[Stored records]

· · · ·

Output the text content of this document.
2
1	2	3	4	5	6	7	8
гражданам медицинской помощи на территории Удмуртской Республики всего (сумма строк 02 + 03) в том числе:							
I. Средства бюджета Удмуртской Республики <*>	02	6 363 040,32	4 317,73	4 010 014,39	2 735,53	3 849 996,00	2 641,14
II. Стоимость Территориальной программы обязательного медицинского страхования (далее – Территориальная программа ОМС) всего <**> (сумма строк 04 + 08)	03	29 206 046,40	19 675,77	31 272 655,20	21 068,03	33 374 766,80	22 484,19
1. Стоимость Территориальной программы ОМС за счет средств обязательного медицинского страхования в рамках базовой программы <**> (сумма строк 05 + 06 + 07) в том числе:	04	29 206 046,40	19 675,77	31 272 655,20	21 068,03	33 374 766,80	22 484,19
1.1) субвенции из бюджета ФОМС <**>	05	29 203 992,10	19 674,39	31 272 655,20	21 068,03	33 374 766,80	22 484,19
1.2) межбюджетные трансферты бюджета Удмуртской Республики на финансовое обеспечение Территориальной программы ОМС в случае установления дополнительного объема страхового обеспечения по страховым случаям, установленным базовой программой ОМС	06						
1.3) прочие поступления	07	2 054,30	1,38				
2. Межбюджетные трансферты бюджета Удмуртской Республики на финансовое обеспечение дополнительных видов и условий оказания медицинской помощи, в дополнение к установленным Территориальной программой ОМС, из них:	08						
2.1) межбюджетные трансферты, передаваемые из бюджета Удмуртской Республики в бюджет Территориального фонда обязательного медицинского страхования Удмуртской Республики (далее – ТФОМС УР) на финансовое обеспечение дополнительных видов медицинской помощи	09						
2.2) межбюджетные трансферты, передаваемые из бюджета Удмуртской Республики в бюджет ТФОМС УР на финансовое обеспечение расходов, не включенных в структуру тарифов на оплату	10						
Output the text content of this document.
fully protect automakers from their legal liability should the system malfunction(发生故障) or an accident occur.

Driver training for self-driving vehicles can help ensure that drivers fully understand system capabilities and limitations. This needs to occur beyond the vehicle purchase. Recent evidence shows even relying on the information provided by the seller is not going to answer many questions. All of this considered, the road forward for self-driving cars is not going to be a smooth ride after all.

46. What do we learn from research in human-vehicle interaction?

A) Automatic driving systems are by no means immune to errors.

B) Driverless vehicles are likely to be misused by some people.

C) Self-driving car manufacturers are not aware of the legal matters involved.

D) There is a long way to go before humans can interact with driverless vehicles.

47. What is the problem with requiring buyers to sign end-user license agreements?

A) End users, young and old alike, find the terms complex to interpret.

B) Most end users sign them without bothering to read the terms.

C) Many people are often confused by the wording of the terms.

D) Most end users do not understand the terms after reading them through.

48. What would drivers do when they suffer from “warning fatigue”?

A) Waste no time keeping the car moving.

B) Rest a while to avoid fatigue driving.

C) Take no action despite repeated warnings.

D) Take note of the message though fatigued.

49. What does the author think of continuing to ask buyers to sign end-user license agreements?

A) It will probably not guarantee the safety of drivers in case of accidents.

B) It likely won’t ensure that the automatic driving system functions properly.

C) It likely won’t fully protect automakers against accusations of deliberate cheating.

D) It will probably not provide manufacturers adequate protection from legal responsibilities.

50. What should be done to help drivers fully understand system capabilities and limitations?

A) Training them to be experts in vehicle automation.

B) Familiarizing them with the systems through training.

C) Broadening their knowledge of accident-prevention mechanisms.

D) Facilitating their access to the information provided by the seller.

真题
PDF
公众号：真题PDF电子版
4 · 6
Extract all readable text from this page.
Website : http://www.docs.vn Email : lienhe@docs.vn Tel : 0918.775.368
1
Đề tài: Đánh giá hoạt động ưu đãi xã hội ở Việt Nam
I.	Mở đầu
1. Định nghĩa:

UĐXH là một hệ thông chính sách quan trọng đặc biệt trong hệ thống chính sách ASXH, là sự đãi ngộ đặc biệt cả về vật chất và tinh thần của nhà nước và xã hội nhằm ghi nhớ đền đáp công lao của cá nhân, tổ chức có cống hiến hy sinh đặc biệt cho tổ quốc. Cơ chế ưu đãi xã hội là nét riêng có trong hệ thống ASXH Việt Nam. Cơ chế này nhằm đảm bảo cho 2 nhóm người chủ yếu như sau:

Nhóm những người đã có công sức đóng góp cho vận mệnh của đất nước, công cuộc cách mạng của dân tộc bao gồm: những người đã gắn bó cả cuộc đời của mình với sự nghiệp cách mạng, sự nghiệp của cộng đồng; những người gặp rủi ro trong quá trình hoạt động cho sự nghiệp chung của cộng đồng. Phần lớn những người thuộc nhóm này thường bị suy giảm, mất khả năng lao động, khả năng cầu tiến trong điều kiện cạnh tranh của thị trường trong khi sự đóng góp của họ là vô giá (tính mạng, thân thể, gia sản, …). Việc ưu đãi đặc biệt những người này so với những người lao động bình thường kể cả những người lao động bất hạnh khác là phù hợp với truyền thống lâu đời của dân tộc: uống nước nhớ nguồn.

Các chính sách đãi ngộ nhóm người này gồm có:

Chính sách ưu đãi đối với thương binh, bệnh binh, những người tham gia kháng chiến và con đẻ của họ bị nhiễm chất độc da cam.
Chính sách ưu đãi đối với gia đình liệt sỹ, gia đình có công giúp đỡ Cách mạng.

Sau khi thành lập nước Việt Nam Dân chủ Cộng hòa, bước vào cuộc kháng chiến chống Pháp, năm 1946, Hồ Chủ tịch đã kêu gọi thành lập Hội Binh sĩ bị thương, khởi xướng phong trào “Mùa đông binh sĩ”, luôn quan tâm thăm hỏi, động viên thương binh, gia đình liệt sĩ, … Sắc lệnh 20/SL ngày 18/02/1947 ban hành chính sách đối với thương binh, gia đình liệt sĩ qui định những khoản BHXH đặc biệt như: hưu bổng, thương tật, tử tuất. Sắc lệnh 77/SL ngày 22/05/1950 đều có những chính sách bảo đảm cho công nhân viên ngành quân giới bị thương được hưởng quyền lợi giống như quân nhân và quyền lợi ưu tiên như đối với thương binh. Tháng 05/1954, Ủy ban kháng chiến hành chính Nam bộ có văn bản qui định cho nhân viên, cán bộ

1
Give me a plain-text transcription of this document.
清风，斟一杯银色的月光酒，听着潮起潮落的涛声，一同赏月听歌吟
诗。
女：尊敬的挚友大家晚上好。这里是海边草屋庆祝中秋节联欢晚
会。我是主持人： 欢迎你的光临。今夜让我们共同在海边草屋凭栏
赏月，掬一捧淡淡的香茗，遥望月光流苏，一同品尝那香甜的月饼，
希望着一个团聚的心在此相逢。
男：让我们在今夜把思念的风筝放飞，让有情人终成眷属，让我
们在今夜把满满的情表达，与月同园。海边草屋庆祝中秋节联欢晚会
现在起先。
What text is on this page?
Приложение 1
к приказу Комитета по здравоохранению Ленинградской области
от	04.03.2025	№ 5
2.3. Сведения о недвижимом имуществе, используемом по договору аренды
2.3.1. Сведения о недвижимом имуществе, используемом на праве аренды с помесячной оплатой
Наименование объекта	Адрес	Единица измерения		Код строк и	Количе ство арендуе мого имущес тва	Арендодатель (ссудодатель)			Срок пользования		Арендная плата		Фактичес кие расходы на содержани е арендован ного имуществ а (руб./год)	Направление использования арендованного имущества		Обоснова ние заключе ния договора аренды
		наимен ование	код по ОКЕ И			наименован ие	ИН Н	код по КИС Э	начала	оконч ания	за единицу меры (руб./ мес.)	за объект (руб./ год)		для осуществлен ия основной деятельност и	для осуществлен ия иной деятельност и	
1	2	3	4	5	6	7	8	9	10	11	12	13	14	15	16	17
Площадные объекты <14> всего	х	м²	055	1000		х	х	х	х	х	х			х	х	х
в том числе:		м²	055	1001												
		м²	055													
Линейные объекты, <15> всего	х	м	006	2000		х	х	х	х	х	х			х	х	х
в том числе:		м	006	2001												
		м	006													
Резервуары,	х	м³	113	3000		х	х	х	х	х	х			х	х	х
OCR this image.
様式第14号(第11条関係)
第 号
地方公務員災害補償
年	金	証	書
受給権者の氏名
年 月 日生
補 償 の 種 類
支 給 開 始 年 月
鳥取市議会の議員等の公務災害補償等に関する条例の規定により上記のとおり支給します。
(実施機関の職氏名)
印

· · · ·

In the records above, find the lines containing "users" and copy them.

Answer to the exercise>
A) End users, young and old alike, find the terms complex to interpret.
B) Most end users sign them without bothering to read the terms.
D) Most end users do not understand the terms after reading them through.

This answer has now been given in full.